## BEGIN STORED RECORDS
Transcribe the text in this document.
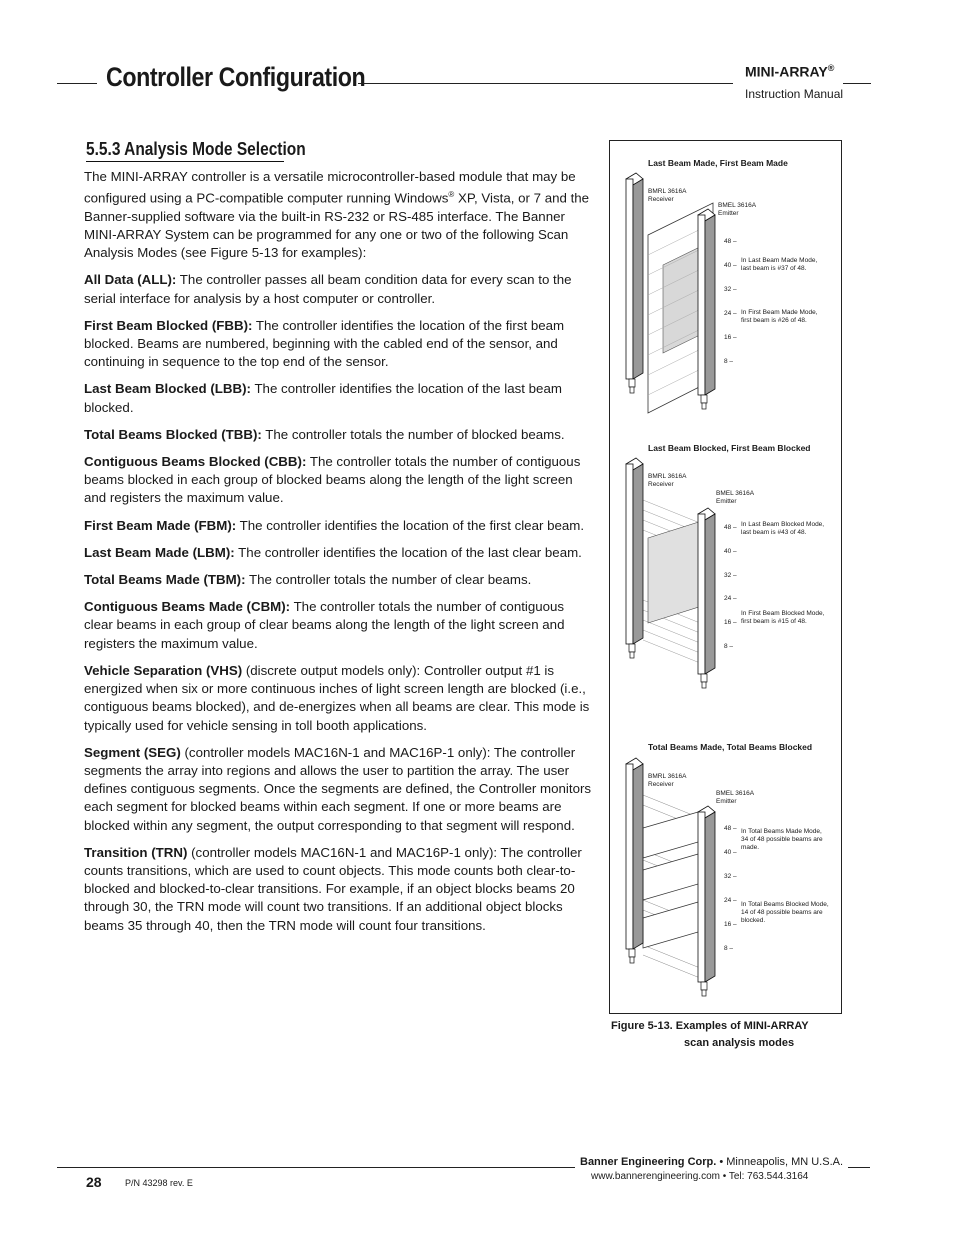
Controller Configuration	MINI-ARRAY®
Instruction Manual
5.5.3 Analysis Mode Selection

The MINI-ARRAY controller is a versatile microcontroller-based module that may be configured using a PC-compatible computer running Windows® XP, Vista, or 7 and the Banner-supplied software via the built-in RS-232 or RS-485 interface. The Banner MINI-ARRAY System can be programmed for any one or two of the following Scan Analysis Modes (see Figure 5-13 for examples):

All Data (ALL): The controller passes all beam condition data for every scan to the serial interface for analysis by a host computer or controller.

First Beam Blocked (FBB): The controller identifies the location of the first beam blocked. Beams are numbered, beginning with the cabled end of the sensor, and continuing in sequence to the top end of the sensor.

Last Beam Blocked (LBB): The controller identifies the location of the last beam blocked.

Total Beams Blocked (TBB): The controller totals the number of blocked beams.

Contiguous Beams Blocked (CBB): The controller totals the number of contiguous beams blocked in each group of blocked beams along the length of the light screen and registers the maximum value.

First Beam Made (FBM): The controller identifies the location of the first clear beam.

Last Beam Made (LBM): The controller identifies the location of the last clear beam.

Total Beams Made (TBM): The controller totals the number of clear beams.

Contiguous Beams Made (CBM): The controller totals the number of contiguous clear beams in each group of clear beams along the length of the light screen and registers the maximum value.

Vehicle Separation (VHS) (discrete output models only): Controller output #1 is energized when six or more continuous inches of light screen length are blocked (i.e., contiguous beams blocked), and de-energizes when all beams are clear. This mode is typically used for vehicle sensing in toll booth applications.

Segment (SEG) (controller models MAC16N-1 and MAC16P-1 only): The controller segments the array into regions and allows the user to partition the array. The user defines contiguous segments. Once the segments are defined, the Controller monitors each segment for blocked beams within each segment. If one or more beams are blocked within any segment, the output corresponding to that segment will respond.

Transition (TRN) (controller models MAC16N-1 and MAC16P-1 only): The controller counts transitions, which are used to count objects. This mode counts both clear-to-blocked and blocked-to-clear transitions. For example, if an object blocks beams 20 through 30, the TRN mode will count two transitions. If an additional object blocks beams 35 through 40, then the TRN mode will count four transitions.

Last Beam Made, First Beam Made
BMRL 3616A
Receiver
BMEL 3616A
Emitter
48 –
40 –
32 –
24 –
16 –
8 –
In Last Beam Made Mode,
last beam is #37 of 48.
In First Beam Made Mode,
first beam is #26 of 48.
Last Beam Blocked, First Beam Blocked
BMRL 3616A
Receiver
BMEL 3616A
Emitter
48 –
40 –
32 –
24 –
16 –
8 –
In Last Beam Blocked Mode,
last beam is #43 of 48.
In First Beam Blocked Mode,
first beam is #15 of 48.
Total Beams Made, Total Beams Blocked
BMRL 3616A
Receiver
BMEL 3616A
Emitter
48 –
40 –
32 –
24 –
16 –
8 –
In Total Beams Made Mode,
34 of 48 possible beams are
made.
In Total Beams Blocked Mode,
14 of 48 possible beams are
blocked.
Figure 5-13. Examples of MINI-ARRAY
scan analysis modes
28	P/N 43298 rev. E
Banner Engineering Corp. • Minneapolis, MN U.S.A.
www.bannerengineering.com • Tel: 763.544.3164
## END STORED RECORDS
## BEGIN STORED RECORDS
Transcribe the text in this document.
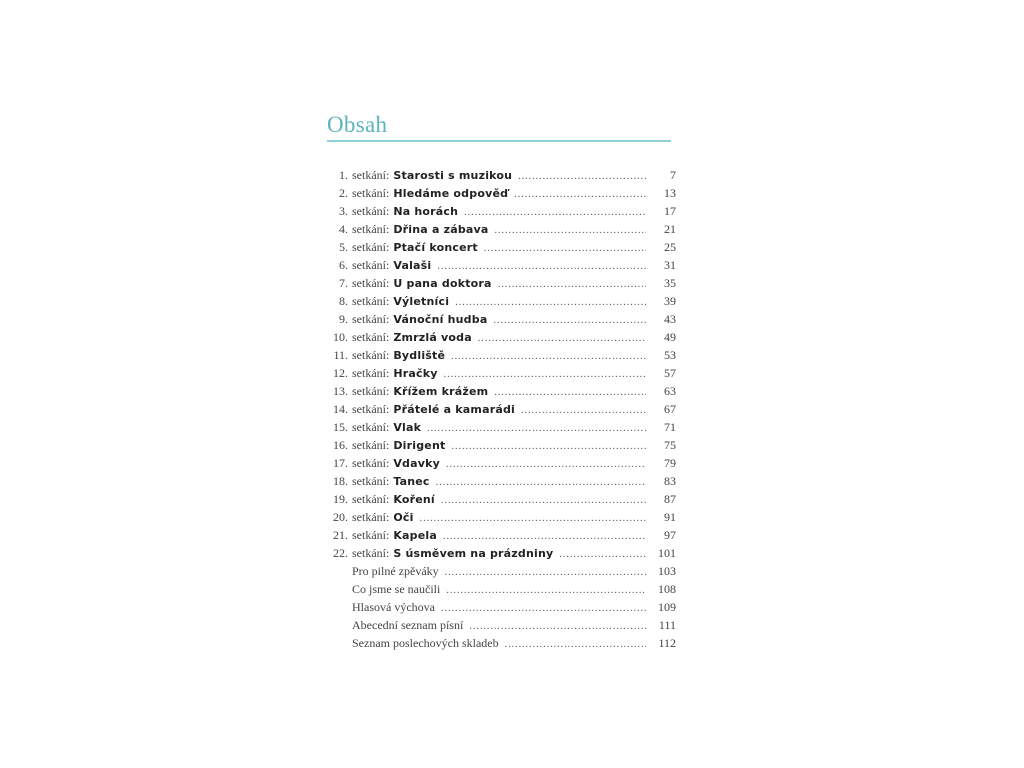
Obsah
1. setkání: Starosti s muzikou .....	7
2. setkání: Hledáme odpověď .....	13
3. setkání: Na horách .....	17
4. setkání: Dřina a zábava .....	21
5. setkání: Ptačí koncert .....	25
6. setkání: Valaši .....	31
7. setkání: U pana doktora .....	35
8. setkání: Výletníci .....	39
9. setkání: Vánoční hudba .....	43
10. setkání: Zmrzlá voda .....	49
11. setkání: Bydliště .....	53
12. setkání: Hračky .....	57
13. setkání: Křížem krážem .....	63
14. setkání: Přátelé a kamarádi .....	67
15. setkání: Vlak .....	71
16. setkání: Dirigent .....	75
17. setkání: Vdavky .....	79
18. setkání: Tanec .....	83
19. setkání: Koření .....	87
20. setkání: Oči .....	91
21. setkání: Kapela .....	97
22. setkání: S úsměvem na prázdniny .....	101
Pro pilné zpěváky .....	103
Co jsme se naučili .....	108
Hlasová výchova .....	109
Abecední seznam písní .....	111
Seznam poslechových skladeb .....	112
## END STORED RECORDS
## BEGIN STORED RECORDS
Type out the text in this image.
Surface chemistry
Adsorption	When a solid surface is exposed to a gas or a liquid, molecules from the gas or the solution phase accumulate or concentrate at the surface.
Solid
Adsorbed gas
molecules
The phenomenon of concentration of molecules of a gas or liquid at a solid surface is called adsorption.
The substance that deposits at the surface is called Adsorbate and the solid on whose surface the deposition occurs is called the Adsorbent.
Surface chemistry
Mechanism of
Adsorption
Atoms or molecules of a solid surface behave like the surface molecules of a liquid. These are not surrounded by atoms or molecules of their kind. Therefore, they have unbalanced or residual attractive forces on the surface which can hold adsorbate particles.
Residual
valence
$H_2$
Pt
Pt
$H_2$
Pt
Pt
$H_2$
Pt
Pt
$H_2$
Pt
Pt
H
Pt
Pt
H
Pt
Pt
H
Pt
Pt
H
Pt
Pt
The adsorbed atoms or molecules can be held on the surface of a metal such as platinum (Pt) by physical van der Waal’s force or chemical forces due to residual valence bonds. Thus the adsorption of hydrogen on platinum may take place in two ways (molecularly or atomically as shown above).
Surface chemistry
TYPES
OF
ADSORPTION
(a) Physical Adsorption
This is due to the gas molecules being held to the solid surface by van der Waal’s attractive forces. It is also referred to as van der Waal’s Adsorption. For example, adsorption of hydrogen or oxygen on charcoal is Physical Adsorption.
## END STORED RECORDS
## WHAT THIS TASK INVOLVES
Show each line in the entries that holds the string "called".

## THE OUTPUT
The phenomenon of concentration of molecules of a gas or liquid at a solid surface is called adsorption.
The substance that deposits at the surface is called Adsorbate and the solid on whose surface the deposition occurs is called the Adsorbent.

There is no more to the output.